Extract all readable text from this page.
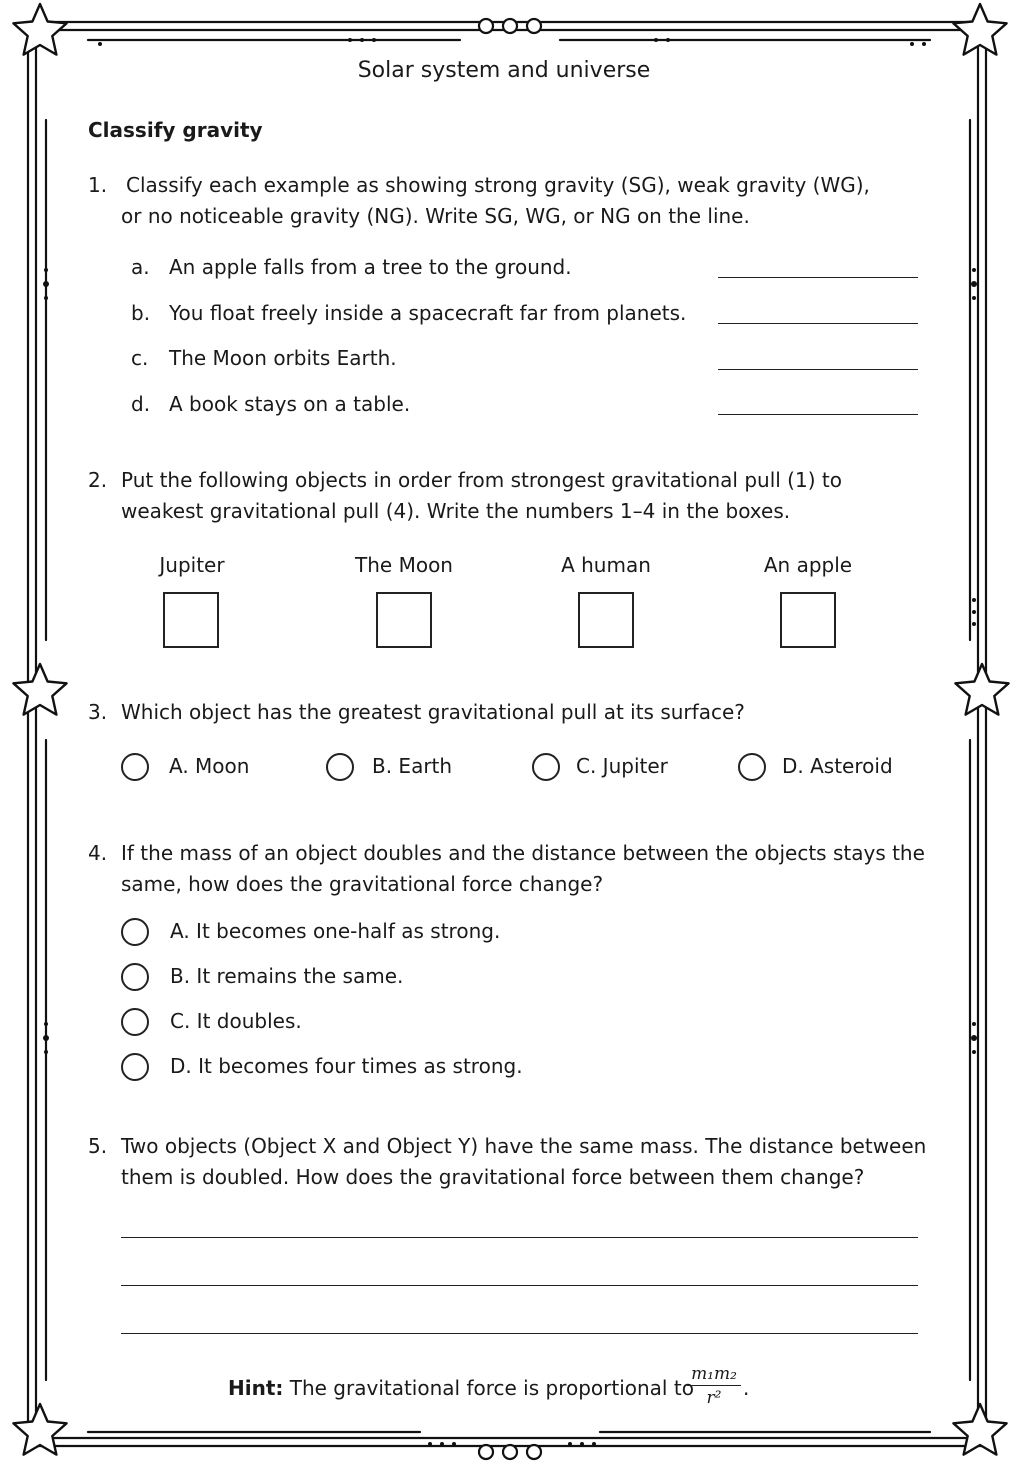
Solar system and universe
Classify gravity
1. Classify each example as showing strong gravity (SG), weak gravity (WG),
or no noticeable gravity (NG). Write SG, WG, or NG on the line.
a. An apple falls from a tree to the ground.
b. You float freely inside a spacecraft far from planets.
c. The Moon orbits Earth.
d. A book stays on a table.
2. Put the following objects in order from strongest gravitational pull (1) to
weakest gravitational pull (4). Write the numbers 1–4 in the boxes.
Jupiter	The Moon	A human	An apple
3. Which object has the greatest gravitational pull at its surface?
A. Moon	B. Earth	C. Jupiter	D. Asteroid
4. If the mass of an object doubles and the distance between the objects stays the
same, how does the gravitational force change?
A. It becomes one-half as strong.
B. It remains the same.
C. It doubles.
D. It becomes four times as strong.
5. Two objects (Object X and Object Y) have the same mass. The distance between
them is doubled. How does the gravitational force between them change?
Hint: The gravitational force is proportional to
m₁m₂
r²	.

=== WHAT YOU NEED TO DO ===
From the records above, pull out every line containing the word "Jupiter".

=== RESULT ===
Jupiter	The Moon	A human	An apple
A. Moon	B. Earth	C. Jupiter	D. Asteroid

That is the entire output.